Task details
Resume the guest post about the two Sangean ATS-909X radios and continue writing it from its last sentence.
───── Extract to read ─────
A new Sangean ATS-909X model in the works? Two 909Xs lead Dan to a potential discovery…

Many thanks to SWLing Post contributor, DanH, who shares the following guest post:


How two Sangean ATS-909Xs led me to news of an ATS-909X2

by DanH

I decided to buy a second Sangean ATS-909X this summer. I operate shortwave portables on batteries and wanted the ability to switch radios if one ran low on power during a listening session. I received the new radio and used it for about a week before noticing slight differences between the two 909Xs. Then I noticed big differences with the power supplies and began to ask questions. The answers led me to the new Sangean ATS-909X2 mostly by accident. Rumors have circulated for years that the 909X would be the last shortwave portable made by Sangean. It now appears that the rumors are not accurate. Thanks to an anonymous source the true story begins to appear.

I purchased my first 909X in 2015. It was built in 2014 and has been used almost every day since it arrived. The firmware is v. 1.29, the color is black. My 909X is featured in SWL and DX videos I shoot for the YouTube channel Willow Slough DX.

The new 909X was purchased early in August. This radio was made late in 2019 and has firmware v. P01. Minor changes include the color of the magnetic metal piece on the radio’s kickstand and tightness of the volume control knob which has been loosened a little.  Another small change affects the beeper that sounds with certain keyboard commands. The beeper is now relatively soft-spoken.

The newer 909X features major changes made to the power supply including the AC/AC wall wart adapter. I use the 2014 909X with battery power for shortwave listening because AC operation introduces noise at different frequencies across the shortwave bands. Incidentally, internally generated noise like this happens with all of my shortwave portables when operated from AC power. The 909X is no exception. Portable SW radios made during the last 30 years just seem to do this regardless of make or brand.

The 2020 909X generates significantly less interference than my five-year old 909X. These radios have different model wall warts. The older radio is a 120 VAC / 60 Hz unit as opposed to 100 – 240 VAC / 50 – 60 Hz. The new adapter sports a ferrite core RF choke on the power line which is now shielded wire instead of small gauge zip line. So far, subtle traces of signal mixing from the new adapter are heard only when using my Sennheiser HD 280 Pro headphones. The power connection for the newer 909X is now center pin positive instead of center pin negative. Not surprisingly, the newer adapter does not work with the 2015 909X.

The search for a technical explanation for the mysterious (to me) and incompatible AC adapters required talking to several contacts. I found someone who earnestly wanted to discuss the 909X including the new AC adapter. That person floored me by saying “It’s the same adapter that will be on the 909X2.” That was last week…

Introducing the Sangean ATS-909X2

My unnamed source was happy to answer questions about the 909X2 and sent me leaked documents. The first is a sheet issued last spring listing some changes for the new radio. The second is a treasure trove: a 40+ page draft copy of the English language operating instructions for the 909X2 including line drawings. I hit gold and wasn’t even looking for it. This draft was issued earlier in the summer. I did some fascinating reading that evening.
───── Data entries ─────
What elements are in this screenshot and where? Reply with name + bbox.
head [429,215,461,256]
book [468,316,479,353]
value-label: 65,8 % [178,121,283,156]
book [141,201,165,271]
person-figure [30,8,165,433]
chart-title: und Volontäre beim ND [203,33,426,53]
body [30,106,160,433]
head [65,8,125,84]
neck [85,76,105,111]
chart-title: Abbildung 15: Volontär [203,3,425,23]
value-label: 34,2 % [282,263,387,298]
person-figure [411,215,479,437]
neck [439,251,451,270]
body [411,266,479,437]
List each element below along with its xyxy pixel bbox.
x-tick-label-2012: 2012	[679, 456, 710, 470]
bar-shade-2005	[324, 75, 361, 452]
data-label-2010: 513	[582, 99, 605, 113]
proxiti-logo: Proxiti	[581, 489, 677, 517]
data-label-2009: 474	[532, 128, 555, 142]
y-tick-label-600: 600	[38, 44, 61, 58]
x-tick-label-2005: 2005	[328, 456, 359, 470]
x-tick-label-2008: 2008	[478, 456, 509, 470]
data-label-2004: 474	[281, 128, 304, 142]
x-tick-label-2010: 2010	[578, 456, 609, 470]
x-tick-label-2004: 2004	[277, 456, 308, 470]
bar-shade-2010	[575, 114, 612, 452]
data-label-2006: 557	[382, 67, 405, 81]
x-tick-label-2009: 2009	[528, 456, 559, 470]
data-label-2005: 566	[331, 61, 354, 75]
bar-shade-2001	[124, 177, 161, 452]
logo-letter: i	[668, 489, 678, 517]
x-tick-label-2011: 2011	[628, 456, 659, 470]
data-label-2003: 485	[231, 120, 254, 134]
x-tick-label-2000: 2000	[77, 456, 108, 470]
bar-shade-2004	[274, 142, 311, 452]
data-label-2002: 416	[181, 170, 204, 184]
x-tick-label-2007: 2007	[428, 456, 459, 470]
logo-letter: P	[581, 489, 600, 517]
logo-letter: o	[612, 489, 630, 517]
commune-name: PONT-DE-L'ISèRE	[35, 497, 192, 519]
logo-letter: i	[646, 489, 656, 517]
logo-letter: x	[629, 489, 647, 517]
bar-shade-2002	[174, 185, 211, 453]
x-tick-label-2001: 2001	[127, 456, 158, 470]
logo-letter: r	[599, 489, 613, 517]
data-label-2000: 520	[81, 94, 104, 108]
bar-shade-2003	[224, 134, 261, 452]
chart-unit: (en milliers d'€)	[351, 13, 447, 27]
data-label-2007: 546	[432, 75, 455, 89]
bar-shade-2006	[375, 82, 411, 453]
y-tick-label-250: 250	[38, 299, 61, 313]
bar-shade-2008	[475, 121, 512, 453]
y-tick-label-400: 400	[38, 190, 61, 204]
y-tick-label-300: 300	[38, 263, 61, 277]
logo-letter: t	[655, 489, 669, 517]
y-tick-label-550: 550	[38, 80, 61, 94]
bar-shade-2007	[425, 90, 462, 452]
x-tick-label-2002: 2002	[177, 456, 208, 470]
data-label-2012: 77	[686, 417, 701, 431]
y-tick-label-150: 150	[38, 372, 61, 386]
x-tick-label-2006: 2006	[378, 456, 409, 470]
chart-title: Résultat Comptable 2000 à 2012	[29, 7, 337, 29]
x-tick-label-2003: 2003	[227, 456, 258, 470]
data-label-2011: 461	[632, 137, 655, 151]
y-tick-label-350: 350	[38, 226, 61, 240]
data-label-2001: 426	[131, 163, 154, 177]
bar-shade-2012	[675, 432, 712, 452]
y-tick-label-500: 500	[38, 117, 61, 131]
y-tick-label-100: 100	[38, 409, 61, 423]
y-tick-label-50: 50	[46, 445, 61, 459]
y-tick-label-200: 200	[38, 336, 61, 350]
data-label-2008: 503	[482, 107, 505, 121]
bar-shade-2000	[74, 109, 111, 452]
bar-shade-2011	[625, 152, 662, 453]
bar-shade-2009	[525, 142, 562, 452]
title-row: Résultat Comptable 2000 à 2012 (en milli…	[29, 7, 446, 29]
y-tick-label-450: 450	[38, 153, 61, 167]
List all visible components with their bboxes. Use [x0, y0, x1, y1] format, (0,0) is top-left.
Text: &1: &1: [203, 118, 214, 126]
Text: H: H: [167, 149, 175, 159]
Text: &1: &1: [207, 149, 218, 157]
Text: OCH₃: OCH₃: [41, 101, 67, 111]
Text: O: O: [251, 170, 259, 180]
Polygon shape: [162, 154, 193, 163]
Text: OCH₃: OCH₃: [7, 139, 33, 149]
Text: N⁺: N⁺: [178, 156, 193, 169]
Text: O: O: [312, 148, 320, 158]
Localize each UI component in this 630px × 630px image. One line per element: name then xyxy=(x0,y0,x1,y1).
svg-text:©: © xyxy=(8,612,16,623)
─────
The response
At this point I want to caution readers that the 909X2 is very much a radio in development. The prototypes have yet to be distributed for evaluation although that is expected to happen soon. None of the features or component choices are set in stone at this point. Indeed, the very name of this radio may not be a done deal. I have heard the new model called either ATS-909X2 or ATS-909X Mk. II. Still, the draft copy of a manual that lists and explains operation of all of the many new features confirms that development is well underway. Production is rumored to begin in 2021. That date makes perfect sense as the 909X will be ten years old next year and Sangean likes to celebrate company anniversaries.

What will Sangean’s new multi-band shortwave flagship look like? The 909X2 shown in the draft booklet retains the size and form factor of the 909X to an amazing degree. The number and placement of buttons, switches, knobs and jacks remain the same. The functions of some controls may change and the location of some buttons on the radio may be switched around. A display menu will be added to operate many of the new features. Without taking a close look at how the outboard controls are labeled the 909X and 909X2 will look like siblings. A larger and much busier LCD for the 909X2 will be the most visible difference.

Here are some of the main features of the 909X2. Again, there may be changes before the final version is decided upon.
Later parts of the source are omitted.